### WHAT NEEDS TO BE DONE
Work out how many lines in the listing below include the word "times". Give nothing but the number.

### AVAILABLE RECORDS
════════════════

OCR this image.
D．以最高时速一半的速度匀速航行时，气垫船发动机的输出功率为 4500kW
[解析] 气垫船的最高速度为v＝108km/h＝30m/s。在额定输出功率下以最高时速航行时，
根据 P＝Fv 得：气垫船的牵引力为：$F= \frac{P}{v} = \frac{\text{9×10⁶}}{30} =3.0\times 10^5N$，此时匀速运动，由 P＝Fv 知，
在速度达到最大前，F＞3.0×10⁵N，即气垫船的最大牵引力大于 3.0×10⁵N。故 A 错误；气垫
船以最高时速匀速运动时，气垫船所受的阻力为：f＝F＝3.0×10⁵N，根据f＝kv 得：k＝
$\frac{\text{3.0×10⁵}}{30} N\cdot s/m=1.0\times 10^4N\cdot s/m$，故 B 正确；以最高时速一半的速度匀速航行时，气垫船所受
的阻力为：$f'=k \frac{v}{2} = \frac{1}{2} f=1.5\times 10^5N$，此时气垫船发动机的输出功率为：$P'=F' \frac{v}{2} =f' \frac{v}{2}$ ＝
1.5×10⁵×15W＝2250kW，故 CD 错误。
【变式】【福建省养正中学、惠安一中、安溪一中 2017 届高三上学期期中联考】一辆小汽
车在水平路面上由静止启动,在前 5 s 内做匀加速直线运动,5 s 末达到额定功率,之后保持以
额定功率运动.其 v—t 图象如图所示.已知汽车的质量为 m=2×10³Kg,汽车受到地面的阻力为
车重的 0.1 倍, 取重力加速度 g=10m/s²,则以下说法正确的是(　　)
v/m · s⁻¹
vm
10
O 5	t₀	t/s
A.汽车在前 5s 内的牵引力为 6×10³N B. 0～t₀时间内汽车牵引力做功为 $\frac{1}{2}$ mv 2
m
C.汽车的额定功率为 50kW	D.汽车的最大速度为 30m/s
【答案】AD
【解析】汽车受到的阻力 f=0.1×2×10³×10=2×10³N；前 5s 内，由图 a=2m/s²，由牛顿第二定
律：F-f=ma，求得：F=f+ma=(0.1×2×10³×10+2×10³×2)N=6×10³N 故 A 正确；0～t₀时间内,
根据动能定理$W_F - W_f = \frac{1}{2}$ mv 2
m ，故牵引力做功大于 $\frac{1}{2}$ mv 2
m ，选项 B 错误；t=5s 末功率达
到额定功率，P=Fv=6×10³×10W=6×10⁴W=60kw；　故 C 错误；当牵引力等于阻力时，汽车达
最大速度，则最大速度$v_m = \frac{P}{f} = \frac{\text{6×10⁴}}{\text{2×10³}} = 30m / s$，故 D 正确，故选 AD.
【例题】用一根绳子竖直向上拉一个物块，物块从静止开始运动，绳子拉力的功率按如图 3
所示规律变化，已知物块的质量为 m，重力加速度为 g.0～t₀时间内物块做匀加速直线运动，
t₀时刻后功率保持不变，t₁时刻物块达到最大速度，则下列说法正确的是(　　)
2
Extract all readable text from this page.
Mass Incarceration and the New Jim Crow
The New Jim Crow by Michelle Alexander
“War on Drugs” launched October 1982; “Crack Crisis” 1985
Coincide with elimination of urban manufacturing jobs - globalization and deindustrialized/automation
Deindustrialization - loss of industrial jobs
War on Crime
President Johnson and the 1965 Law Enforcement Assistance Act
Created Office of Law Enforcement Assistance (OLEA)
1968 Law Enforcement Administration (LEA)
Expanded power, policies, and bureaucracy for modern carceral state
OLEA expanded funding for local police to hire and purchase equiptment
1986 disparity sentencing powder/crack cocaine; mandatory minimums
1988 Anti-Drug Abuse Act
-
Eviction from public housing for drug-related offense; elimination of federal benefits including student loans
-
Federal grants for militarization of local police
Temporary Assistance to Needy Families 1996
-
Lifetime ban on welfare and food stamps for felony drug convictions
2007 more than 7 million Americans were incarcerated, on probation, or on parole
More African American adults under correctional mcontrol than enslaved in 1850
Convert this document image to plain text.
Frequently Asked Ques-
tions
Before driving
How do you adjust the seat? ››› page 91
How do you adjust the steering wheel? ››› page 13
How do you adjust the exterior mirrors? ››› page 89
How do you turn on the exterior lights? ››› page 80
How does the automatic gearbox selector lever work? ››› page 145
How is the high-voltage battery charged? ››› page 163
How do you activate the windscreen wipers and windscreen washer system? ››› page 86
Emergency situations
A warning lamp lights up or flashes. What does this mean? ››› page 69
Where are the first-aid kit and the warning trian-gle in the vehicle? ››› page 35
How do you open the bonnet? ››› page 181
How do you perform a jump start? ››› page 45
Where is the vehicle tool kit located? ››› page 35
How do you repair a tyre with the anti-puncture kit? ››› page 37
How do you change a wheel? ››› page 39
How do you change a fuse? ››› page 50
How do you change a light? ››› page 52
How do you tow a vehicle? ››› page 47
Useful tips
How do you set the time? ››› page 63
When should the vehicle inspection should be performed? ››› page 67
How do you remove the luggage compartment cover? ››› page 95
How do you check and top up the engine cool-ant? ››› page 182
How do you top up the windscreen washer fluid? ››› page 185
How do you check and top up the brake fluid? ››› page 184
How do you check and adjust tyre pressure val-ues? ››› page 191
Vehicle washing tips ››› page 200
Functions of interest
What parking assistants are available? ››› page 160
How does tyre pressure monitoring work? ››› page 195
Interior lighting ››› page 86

════════════════

### EXERCISE RESPONSE
3